§ **PROBLEM TO WORK ON**
Filter the entries below, keeping only lines with the word "negative".

[Extracted records]
:::
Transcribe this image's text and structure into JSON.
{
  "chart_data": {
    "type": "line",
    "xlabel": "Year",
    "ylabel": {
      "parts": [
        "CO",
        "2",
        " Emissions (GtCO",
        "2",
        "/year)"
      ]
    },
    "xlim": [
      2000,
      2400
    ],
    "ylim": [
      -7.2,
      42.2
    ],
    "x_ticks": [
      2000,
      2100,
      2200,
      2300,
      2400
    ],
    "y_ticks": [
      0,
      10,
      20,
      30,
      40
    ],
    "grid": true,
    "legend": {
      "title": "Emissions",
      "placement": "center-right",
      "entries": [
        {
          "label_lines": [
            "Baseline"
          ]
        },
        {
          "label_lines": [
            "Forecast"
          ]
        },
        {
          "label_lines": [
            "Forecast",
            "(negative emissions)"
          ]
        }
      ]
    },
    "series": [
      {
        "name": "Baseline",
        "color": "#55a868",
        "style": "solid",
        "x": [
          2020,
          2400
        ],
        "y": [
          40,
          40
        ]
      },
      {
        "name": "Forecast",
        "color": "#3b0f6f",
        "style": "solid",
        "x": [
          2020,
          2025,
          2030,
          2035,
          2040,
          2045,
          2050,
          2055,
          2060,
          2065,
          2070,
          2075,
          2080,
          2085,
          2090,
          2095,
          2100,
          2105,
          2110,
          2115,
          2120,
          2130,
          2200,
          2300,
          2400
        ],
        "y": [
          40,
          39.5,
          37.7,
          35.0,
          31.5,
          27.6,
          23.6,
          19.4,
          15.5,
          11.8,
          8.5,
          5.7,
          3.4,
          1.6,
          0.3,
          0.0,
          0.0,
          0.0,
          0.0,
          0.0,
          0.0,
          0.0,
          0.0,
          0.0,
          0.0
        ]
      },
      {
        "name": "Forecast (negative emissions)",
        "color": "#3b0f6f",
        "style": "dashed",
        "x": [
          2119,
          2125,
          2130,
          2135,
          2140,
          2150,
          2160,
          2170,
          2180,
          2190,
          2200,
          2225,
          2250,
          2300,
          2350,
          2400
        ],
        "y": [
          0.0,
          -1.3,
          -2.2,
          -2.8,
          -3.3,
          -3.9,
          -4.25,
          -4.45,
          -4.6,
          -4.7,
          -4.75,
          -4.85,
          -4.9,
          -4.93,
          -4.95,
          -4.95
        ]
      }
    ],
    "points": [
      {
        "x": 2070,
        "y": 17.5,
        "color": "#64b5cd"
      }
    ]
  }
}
:::
§ **OUTPUT OF THE EXERCISE**
            "(negative emissions)"
        "name": "Forecast (negative emissions)",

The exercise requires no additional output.